Direction =
Pick out all lines of the entries that include the word "slide" and copy them.

Records shown =
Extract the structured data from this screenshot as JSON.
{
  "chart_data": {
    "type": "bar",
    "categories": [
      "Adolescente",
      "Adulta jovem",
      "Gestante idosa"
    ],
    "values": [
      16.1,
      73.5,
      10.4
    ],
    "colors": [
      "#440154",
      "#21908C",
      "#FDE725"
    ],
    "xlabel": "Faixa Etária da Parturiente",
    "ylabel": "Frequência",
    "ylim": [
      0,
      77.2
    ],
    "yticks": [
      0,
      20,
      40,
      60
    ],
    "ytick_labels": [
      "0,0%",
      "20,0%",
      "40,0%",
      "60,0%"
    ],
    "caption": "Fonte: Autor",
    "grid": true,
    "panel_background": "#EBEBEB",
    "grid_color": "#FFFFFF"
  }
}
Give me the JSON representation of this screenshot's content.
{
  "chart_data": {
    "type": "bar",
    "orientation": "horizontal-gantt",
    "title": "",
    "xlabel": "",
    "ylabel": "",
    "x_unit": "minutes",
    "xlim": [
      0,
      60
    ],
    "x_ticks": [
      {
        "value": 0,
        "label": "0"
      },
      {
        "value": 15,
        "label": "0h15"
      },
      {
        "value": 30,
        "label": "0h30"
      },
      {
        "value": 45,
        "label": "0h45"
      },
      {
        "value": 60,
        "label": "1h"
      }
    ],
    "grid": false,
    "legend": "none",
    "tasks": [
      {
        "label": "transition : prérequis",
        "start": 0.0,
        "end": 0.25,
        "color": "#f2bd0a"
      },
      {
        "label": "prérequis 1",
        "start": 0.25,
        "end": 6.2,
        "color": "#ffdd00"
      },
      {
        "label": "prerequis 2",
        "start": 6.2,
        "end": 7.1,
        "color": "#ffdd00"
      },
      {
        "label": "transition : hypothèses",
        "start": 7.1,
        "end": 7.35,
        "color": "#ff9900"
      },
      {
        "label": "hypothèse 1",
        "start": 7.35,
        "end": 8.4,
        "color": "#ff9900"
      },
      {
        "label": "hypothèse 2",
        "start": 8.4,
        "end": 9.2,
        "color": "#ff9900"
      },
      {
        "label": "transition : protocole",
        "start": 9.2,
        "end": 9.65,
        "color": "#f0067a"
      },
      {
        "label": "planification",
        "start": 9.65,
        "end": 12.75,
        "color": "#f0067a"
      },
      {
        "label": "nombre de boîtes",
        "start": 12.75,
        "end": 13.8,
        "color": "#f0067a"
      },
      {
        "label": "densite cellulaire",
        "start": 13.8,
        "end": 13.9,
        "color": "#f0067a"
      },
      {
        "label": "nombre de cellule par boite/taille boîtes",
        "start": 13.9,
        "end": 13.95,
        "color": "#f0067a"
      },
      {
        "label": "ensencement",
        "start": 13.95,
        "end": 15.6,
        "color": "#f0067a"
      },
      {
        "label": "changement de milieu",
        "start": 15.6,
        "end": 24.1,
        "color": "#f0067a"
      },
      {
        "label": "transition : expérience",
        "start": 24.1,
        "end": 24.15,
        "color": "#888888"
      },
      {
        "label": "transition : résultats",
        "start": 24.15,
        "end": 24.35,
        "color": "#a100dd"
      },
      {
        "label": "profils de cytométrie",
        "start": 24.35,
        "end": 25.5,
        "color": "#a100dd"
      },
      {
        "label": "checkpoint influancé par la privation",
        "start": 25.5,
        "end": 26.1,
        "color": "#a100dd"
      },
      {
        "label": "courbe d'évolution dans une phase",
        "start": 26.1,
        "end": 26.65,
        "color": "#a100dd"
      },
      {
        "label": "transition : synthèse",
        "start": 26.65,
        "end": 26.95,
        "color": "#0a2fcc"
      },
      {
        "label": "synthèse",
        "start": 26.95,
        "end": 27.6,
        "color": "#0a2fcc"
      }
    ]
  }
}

...

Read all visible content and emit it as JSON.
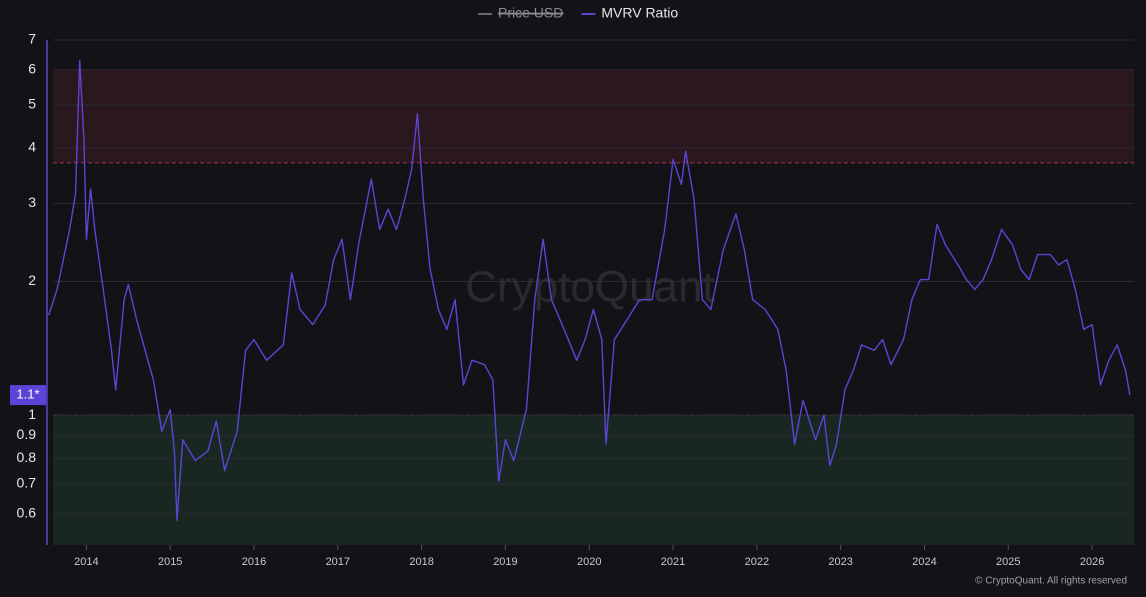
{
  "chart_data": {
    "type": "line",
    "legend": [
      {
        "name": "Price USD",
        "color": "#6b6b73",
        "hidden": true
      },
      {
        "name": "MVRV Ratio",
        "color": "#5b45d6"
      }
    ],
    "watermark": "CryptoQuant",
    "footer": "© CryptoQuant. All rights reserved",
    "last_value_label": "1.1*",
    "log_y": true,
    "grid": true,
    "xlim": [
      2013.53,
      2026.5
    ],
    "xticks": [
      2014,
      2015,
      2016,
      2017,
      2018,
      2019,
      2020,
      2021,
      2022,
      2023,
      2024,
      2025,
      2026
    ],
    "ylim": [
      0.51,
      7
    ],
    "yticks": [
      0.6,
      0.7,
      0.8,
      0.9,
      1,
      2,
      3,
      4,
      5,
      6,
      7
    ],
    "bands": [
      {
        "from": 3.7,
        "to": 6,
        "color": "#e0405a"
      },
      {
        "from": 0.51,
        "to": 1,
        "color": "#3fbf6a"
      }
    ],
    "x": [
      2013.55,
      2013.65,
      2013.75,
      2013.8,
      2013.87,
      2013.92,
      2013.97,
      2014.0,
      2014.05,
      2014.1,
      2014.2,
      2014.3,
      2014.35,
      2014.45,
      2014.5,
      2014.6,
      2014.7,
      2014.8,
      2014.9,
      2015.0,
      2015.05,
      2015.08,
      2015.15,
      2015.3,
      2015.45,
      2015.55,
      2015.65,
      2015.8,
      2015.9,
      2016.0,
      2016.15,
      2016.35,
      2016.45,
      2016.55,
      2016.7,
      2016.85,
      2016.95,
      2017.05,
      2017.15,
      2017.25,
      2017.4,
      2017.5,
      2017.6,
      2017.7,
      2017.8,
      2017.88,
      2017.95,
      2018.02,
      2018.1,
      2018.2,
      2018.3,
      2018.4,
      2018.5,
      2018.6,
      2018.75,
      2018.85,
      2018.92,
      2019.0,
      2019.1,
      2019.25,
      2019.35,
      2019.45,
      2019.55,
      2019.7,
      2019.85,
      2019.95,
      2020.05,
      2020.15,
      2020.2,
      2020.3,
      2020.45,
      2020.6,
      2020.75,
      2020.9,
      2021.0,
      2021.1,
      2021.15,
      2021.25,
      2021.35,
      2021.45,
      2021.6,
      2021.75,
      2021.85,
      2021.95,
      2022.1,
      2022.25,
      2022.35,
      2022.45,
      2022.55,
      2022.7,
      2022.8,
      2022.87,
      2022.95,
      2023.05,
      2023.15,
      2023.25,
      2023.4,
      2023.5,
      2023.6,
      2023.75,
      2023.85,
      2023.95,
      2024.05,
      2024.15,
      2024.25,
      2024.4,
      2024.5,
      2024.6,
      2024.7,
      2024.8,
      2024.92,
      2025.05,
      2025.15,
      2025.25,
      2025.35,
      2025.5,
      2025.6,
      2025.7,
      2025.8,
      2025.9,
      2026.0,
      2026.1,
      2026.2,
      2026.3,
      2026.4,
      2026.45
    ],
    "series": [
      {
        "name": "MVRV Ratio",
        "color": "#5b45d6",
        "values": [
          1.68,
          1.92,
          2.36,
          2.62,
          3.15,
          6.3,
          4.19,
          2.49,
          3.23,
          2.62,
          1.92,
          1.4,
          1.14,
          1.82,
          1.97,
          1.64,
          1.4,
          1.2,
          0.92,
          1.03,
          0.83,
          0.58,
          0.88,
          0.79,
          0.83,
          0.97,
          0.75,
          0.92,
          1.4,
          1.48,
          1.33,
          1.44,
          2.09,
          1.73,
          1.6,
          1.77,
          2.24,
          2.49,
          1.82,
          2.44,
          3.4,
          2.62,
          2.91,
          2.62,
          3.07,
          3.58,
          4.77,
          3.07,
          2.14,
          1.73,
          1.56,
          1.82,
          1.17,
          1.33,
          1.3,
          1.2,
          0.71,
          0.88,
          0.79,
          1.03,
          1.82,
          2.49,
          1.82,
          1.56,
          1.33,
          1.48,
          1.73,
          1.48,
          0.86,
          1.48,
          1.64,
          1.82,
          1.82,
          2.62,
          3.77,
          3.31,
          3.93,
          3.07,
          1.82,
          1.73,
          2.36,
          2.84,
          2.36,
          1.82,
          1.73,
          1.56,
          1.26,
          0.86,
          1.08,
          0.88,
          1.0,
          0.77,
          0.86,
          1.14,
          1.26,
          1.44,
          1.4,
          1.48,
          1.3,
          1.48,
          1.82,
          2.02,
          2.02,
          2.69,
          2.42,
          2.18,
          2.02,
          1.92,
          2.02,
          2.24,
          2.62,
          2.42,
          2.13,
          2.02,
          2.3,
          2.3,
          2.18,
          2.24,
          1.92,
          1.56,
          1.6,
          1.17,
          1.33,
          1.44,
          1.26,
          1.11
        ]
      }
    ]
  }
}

...

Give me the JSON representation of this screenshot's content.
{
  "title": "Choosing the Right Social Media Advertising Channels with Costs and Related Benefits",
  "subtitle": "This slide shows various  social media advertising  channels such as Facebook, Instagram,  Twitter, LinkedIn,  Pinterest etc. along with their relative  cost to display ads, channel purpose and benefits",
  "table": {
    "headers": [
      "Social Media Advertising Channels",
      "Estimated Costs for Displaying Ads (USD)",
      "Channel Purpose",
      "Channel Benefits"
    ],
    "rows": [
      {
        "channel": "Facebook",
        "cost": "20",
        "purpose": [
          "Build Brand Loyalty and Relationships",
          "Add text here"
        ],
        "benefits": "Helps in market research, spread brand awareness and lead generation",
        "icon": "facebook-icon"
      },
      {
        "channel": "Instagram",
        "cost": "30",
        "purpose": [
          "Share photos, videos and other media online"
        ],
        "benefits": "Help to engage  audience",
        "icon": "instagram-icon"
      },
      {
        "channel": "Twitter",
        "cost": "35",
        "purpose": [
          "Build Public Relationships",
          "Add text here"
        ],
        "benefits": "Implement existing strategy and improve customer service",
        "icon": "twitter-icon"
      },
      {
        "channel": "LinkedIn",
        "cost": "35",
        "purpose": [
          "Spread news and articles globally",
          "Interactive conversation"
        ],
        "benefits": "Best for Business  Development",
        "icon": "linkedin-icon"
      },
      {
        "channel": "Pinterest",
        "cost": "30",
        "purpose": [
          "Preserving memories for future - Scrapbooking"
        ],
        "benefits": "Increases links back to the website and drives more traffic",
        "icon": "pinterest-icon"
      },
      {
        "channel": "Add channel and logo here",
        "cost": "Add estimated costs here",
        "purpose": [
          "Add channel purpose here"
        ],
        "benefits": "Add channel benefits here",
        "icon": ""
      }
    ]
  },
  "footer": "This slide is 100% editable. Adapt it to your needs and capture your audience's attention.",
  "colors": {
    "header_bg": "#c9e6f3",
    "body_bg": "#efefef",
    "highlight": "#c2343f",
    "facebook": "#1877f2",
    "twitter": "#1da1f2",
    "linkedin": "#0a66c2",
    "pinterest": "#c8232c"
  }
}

The answer =
  "subtitle": "This slide shows various  social media advertising  channels such as Facebook, Instagram,  Twitter, LinkedIn,  Pinterest etc. along with their relative  cost to display ads, channel purpose and benefits",
  "footer": "This slide is 100% editable. Adapt it to your needs and capture your audience's attention.",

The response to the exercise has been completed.